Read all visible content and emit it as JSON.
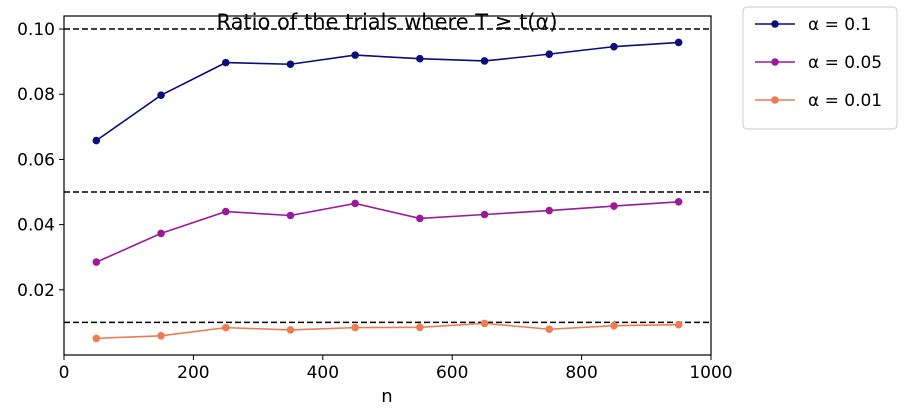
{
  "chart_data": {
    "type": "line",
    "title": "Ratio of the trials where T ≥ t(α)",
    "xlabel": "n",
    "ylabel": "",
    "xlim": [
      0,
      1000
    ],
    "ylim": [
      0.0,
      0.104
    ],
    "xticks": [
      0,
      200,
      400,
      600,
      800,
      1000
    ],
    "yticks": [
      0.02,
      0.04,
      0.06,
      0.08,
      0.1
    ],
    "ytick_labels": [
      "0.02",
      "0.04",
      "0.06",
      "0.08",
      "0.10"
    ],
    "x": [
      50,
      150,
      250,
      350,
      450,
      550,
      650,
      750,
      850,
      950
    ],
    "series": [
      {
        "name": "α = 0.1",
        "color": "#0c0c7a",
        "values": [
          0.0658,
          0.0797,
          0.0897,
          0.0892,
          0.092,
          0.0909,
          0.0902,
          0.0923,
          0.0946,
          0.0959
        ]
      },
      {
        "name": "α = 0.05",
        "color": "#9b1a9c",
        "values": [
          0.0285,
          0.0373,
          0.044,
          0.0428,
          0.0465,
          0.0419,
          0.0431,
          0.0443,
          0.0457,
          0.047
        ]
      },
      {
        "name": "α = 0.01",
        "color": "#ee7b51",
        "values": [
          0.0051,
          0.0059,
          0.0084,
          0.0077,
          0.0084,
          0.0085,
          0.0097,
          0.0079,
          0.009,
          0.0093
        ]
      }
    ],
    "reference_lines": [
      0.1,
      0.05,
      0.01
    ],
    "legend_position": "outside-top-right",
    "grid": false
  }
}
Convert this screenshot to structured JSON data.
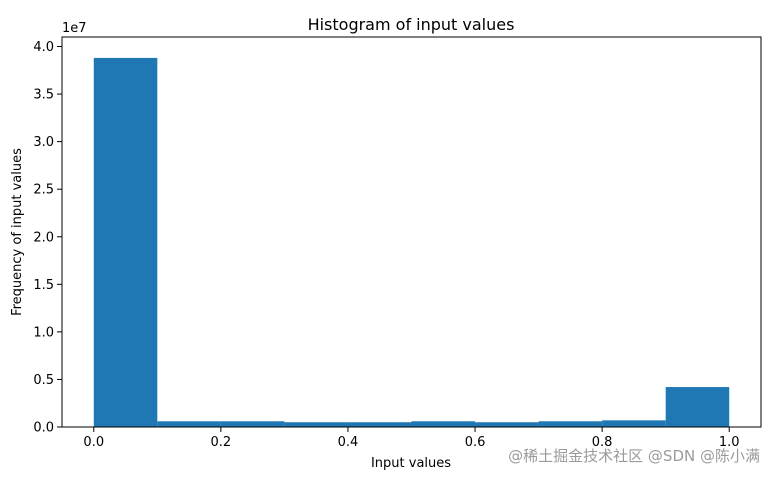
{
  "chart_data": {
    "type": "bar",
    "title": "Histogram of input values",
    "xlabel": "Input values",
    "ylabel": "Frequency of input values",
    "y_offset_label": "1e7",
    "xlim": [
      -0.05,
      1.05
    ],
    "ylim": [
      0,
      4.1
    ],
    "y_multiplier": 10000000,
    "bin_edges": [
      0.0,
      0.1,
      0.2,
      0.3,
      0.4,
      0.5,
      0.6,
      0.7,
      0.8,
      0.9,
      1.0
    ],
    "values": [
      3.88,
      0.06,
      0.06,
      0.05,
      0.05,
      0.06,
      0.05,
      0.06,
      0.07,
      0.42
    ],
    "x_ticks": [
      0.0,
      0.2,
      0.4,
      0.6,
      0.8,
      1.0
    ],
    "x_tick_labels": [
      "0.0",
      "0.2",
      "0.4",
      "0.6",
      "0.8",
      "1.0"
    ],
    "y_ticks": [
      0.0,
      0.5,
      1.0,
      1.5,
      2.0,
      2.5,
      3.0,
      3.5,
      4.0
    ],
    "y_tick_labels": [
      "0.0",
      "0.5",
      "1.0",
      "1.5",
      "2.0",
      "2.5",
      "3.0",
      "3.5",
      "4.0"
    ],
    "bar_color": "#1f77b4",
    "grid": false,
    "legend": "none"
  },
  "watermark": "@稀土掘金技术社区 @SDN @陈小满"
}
• • • • •
From start to finish, output the listing exactly, but omit its pictures.

Read all visible content and emit it as JSON.
{
  "chart_data": {
    "type": "line",
    "title": "Ratio of the trials where T ≥ t(α)",
    "xlabel": "n",
    "ylabel": "",
    "xlim": [
      0,
      1000
    ],
    "ylim": [
      0.0,
      0.104
    ],
    "xticks": [
      0,
      200,
      400,
      600,
      800,
      1000
    ],
    "yticks": [
      0.02,
      0.04,
      0.06,
      0.08,
      0.1
    ],
    "ytick_labels": [
      "0.02",
      "0.04",
      "0.06",
      "0.08",
      "0.10"
    ],
    "x": [
      50,
      150,
      250,
      350,
      450,
      550,
      650,
      750,
      850,
      950
    ],
    "series": [
      {
        "name": "α = 0.1",
        "color": "#0c0c7a",
        "values": [
          0.0658,
          0.0797,
          0.0897,
          0.0892,
          0.092,
          0.0909,
          0.0902,
          0.0923,
          0.0946,
          0.0959
        ]
      },
      {
        "name": "α = 0.05",
        "color": "#9b1a9c",
        "values": [
          0.0285,
          0.0373,
          0.044,
          0.0428,
          0.0465,
          0.0419,
          0.0431,
          0.0443,
          0.0457,
          0.047
        ]
      },
      {
        "name": "α = 0.01",
        "color": "#ee7b51",
        "values": [
          0.0051,
          0.0059,
          0.0084,
          0.0077,
          0.0084,
          0.0085,
          0.0097,
          0.0079,
          0.009,
          0.0093
        ]
      }
    ],
    "reference_lines": [
      0.1,
      0.05,
      0.01
    ],
    "legend_position": "outside-top-right",
    "grid": false
  }
}
Convert this screenshot to structured JSON data.
{
  "chart_data": {
    "type": "bar",
    "title": "Histogram of input values",
    "xlabel": "Input values",
    "ylabel": "Frequency of input values",
    "y_offset_label": "1e7",
    "xlim": [
      -0.05,
      1.05
    ],
    "ylim": [
      0,
      4.1
    ],
    "y_multiplier": 10000000,
    "bin_edges": [
      0.0,
      0.1,
      0.2,
      0.3,
      0.4,
      0.5,
      0.6,
      0.7,
      0.8,
      0.9,
      1.0
    ],
    "values": [
      3.88,
      0.06,
      0.06,
      0.05,
      0.05,
      0.06,
      0.05,
      0.06,
      0.07,
      0.42
    ],
    "x_ticks": [
      0.0,
      0.2,
      0.4,
      0.6,
      0.8,
      1.0
    ],
    "x_tick_labels": [
      "0.0",
      "0.2",
      "0.4",
      "0.6",
      "0.8",
      "1.0"
    ],
    "y_ticks": [
      0.0,
      0.5,
      1.0,
      1.5,
      2.0,
      2.5,
      3.0,
      3.5,
      4.0
    ],
    "y_tick_labels": [
      "0.0",
      "0.5",
      "1.0",
      "1.5",
      "2.0",
      "2.5",
      "3.0",
      "3.5",
      "4.0"
    ],
    "bar_color": "#1f77b4",
    "grid": false,
    "legend": "none"
  },
  "watermark": "@稀土掘金技术社区 @SDN @陈小满"
}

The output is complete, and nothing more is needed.